» EXCERPTED DATA:
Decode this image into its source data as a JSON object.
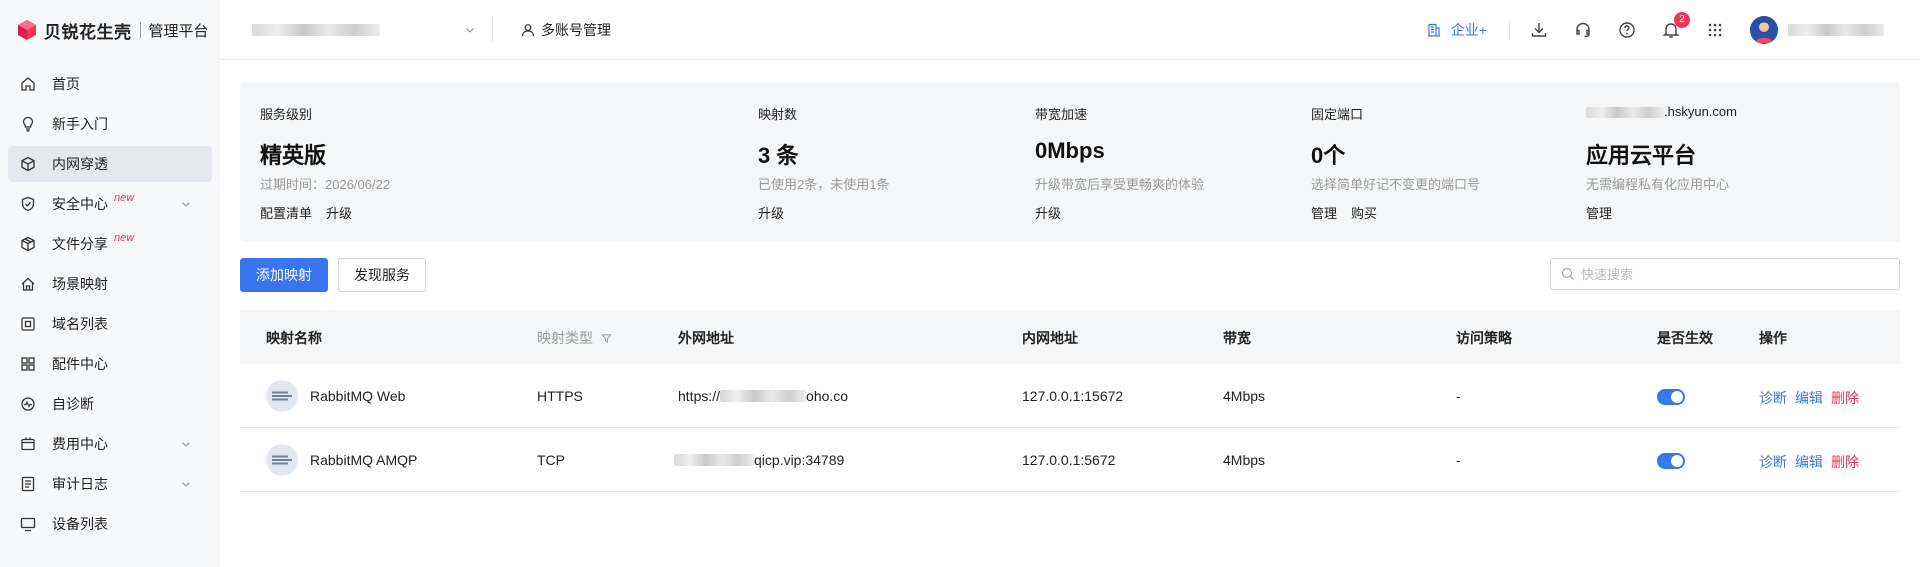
{
  "brand": {
    "name": "贝锐花生壳",
    "subtitle": "管理平台",
    "colors": {
      "brand": "#f5325c",
      "accent": "#3a75f0"
    }
  },
  "sidebar": {
    "items": [
      {
        "label": "首页",
        "icon": "home-icon"
      },
      {
        "label": "新手入门",
        "icon": "bulb-icon"
      },
      {
        "label": "内网穿透",
        "icon": "cube-icon",
        "active": true
      },
      {
        "label": "安全中心",
        "icon": "shield-icon",
        "badge": "new",
        "expandable": true
      },
      {
        "label": "文件分享",
        "icon": "box-icon",
        "badge": "new"
      },
      {
        "label": "场景映射",
        "icon": "house-icon"
      },
      {
        "label": "域名列表",
        "icon": "domain-icon"
      },
      {
        "label": "配件中心",
        "icon": "grid-icon"
      },
      {
        "label": "自诊断",
        "icon": "diagnose-icon"
      },
      {
        "label": "费用中心",
        "icon": "wallet-icon",
        "expandable": true
      },
      {
        "label": "审计日志",
        "icon": "log-icon",
        "expandable": true
      },
      {
        "label": "设备列表",
        "icon": "monitor-icon"
      }
    ]
  },
  "header": {
    "multi_account": "多账号管理",
    "enterprise": "企业+",
    "notification_count": "2"
  },
  "summary": {
    "service_level": {
      "label": "服务级别",
      "value": "精英版",
      "desc": "过期时间：2026/06/22",
      "links": [
        "配置清单",
        "升级"
      ]
    },
    "mappings": {
      "label": "映射数",
      "value": "3 条",
      "desc": "已使用2条，未使用1条",
      "links": [
        "升级"
      ]
    },
    "bandwidth": {
      "label": "带宽加速",
      "value": "0Mbps",
      "desc": "升级带宽后享受更畅爽的体验",
      "links": [
        "升级"
      ]
    },
    "fixed_port": {
      "label": "固定端口",
      "value": "0个",
      "desc": "选择简单好记不变更的端口号",
      "links": [
        "管理",
        "购买"
      ]
    },
    "app_cloud": {
      "label_suffix": ".hskyun.com",
      "value": "应用云平台",
      "desc": "无需编程私有化应用中心",
      "links": [
        "管理"
      ]
    }
  },
  "toolbar": {
    "add_label": "添加映射",
    "discover_label": "发现服务",
    "search_placeholder": "快速搜索"
  },
  "table": {
    "columns": [
      "映射名称",
      "映射类型",
      "外网地址",
      "内网地址",
      "带宽",
      "访问策略",
      "是否生效",
      "操作"
    ],
    "rows": [
      {
        "name": "RabbitMQ Web",
        "type": "HTTPS",
        "external_prefix": "https://",
        "external_suffix": "oho.co",
        "internal": "127.0.0.1:15672",
        "bandwidth": "4Mbps",
        "policy": "-",
        "enabled": true
      },
      {
        "name": "RabbitMQ AMQP",
        "type": "TCP",
        "external_prefix": "",
        "external_suffix": "qicp.vip:34789",
        "internal": "127.0.0.1:5672",
        "bandwidth": "4Mbps",
        "policy": "-",
        "enabled": true
      }
    ],
    "actions": {
      "diagnose": "诊断",
      "edit": "编辑",
      "delete": "删除"
    }
  }
}
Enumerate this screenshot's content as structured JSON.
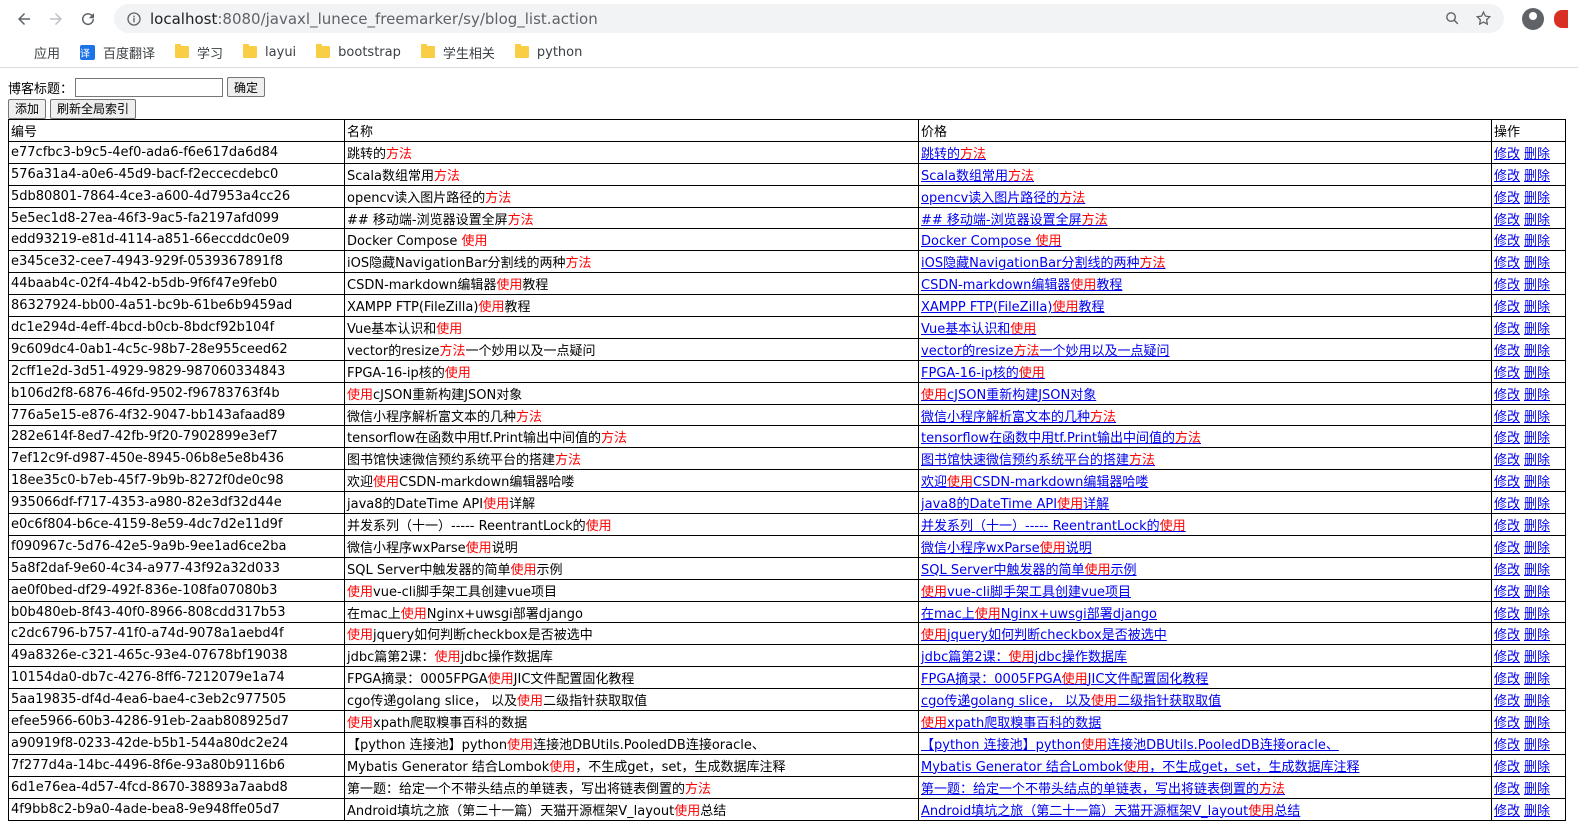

» WHAT IS ASKED: Report the number of lines of the listing above that hold the string "name", with no other text.

» RESULT BELOW: 3